TO DO
Reproduce the items below, from the beginning through the line containing "223, 1024, 239]", inclusive, substituting "query-line" for every occurrence of "sql-line" and leaving all other text unaltered.

RECORDS FOR THIS TASK
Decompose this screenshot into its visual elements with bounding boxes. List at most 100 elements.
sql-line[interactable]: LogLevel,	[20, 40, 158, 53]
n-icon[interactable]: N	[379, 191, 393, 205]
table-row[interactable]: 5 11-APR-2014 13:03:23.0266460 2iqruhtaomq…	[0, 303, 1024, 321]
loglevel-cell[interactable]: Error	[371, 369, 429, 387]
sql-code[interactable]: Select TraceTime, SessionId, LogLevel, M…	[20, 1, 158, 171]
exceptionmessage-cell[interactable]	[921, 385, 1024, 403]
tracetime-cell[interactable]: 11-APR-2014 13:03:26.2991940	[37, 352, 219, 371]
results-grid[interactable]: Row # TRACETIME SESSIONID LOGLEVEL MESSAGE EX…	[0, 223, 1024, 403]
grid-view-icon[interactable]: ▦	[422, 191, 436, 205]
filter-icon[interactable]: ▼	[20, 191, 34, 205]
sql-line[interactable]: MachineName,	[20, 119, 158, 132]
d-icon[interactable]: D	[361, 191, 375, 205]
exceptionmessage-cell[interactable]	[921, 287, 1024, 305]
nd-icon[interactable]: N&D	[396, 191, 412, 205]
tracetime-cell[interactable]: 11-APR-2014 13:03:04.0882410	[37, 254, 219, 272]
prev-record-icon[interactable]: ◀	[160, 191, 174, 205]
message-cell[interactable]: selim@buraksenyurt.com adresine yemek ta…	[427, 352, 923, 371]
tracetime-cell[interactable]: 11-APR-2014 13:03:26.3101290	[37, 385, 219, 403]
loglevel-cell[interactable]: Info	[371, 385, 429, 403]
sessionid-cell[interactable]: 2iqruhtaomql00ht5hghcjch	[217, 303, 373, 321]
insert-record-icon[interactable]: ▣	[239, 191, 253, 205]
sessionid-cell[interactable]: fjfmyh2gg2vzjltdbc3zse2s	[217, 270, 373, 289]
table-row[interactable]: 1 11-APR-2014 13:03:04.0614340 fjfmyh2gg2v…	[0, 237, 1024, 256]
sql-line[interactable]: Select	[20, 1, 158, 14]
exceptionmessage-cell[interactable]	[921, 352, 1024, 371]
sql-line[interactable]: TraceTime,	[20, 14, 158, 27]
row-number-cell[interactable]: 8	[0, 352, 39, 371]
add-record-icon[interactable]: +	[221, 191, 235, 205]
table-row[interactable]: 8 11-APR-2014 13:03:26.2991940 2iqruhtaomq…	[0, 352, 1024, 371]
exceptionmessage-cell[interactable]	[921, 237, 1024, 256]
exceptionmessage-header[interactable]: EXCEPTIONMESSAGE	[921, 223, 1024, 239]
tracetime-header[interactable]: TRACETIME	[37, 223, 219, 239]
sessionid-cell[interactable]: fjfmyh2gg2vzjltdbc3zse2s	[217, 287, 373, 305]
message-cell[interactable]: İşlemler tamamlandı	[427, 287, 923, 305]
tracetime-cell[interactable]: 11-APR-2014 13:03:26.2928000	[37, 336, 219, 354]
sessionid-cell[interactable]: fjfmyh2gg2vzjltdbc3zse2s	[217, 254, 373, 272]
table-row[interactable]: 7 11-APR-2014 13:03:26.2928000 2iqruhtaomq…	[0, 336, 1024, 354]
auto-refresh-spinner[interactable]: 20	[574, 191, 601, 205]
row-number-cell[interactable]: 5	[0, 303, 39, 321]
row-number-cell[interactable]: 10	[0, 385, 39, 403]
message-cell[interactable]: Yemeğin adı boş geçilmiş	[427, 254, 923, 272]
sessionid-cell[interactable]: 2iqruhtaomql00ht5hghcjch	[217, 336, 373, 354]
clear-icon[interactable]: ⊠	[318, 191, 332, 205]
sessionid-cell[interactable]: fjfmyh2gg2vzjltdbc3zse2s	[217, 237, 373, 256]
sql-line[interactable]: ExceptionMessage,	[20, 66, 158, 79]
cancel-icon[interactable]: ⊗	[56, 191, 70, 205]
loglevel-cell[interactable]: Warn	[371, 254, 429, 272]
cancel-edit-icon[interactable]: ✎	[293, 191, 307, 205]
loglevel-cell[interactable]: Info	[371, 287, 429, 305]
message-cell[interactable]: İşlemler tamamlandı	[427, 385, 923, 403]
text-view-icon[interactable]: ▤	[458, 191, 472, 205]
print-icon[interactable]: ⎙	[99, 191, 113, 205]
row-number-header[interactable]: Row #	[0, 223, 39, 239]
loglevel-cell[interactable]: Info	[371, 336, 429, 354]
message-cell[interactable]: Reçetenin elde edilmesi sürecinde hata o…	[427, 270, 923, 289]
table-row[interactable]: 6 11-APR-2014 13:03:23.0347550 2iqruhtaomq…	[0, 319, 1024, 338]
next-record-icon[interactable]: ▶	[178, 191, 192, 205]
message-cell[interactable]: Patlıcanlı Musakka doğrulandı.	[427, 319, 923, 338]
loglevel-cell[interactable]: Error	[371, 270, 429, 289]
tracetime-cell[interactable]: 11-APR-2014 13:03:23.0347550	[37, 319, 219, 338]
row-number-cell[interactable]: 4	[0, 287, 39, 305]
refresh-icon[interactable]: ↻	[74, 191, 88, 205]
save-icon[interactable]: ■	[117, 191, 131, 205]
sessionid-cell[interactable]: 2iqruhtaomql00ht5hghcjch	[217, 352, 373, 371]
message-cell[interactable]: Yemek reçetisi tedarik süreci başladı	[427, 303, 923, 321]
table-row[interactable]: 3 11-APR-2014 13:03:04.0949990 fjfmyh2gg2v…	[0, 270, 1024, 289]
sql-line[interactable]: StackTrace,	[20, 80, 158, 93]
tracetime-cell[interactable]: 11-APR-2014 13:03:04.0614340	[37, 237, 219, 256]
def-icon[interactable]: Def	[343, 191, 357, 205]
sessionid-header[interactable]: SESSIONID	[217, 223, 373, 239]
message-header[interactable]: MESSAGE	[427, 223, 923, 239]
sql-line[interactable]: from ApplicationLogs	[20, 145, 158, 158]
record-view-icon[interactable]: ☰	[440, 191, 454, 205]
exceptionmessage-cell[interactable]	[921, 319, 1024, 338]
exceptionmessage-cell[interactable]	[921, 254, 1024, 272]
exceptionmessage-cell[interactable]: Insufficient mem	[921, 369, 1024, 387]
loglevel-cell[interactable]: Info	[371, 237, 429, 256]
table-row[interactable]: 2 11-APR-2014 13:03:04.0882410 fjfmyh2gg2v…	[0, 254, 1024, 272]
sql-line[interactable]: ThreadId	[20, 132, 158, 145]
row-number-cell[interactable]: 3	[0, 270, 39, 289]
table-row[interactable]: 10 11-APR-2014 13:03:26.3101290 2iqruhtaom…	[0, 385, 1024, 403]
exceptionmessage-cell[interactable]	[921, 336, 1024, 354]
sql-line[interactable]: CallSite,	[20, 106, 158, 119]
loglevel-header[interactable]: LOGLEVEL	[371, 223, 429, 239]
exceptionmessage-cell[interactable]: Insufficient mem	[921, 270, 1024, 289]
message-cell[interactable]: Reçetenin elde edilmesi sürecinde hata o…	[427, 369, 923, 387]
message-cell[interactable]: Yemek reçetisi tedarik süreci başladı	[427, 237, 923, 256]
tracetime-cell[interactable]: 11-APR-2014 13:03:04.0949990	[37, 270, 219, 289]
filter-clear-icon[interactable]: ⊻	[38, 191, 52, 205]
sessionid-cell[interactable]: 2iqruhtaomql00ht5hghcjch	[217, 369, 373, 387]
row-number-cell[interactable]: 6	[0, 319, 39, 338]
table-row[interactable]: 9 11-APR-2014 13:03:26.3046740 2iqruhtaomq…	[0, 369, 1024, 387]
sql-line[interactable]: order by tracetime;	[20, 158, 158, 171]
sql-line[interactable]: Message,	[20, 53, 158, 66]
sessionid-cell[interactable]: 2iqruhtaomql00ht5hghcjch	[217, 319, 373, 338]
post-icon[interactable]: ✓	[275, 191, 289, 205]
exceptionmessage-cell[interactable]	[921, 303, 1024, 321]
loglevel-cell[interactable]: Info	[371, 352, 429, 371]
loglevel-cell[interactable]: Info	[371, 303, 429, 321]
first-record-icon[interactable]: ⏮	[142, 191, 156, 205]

RESPONSE TO THIS TASK
Decompose this screenshot into its visual elements with bounding boxes. List at most 100 elements.
query-line[interactable]: LogLevel,	[20, 40, 158, 53]
n-icon[interactable]: N	[379, 191, 393, 205]
table-row[interactable]: 5 11-APR-2014 13:03:23.0266460 2iqruhtaomq…	[0, 303, 1024, 321]
loglevel-cell[interactable]: Error	[371, 369, 429, 387]
sql-code[interactable]: Select TraceTime, SessionId, LogLevel, M…	[20, 1, 158, 171]
exceptionmessage-cell[interactable]	[921, 385, 1024, 403]
tracetime-cell[interactable]: 11-APR-2014 13:03:26.2991940	[37, 352, 219, 371]
results-grid[interactable]: Row # TRACETIME SESSIONID LOGLEVEL MESSAGE EX…	[0, 223, 1024, 403]
grid-view-icon[interactable]: ▦	[422, 191, 436, 205]
filter-icon[interactable]: ▼	[20, 191, 34, 205]
query-line[interactable]: MachineName,	[20, 119, 158, 132]
d-icon[interactable]: D	[361, 191, 375, 205]
exceptionmessage-cell[interactable]	[921, 287, 1024, 305]
nd-icon[interactable]: N&D	[396, 191, 412, 205]
tracetime-cell[interactable]: 11-APR-2014 13:03:04.0882410	[37, 254, 219, 272]
prev-record-icon[interactable]: ◀	[160, 191, 174, 205]
message-cell[interactable]: selim@buraksenyurt.com adresine yemek ta…	[427, 352, 923, 371]
tracetime-cell[interactable]: 11-APR-2014 13:03:26.3101290	[37, 385, 219, 403]
loglevel-cell[interactable]: Info	[371, 385, 429, 403]
sessionid-cell[interactable]: 2iqruhtaomql00ht5hghcjch	[217, 303, 373, 321]
insert-record-icon[interactable]: ▣	[239, 191, 253, 205]
sessionid-cell[interactable]: fjfmyh2gg2vzjltdbc3zse2s	[217, 270, 373, 289]
table-row[interactable]: 1 11-APR-2014 13:03:04.0614340 fjfmyh2gg2v…	[0, 237, 1024, 256]
query-line[interactable]: Select	[20, 1, 158, 14]
exceptionmessage-cell[interactable]	[921, 352, 1024, 371]
query-line[interactable]: TraceTime,	[20, 14, 158, 27]
row-number-cell[interactable]: 8	[0, 352, 39, 371]
add-record-icon[interactable]: +	[221, 191, 235, 205]
table-row[interactable]: 8 11-APR-2014 13:03:26.2991940 2iqruhtaomq…	[0, 352, 1024, 371]
exceptionmessage-cell[interactable]	[921, 237, 1024, 256]
exceptionmessage-header[interactable]: EXCEPTIONMESSAGE	[921, 223, 1024, 239]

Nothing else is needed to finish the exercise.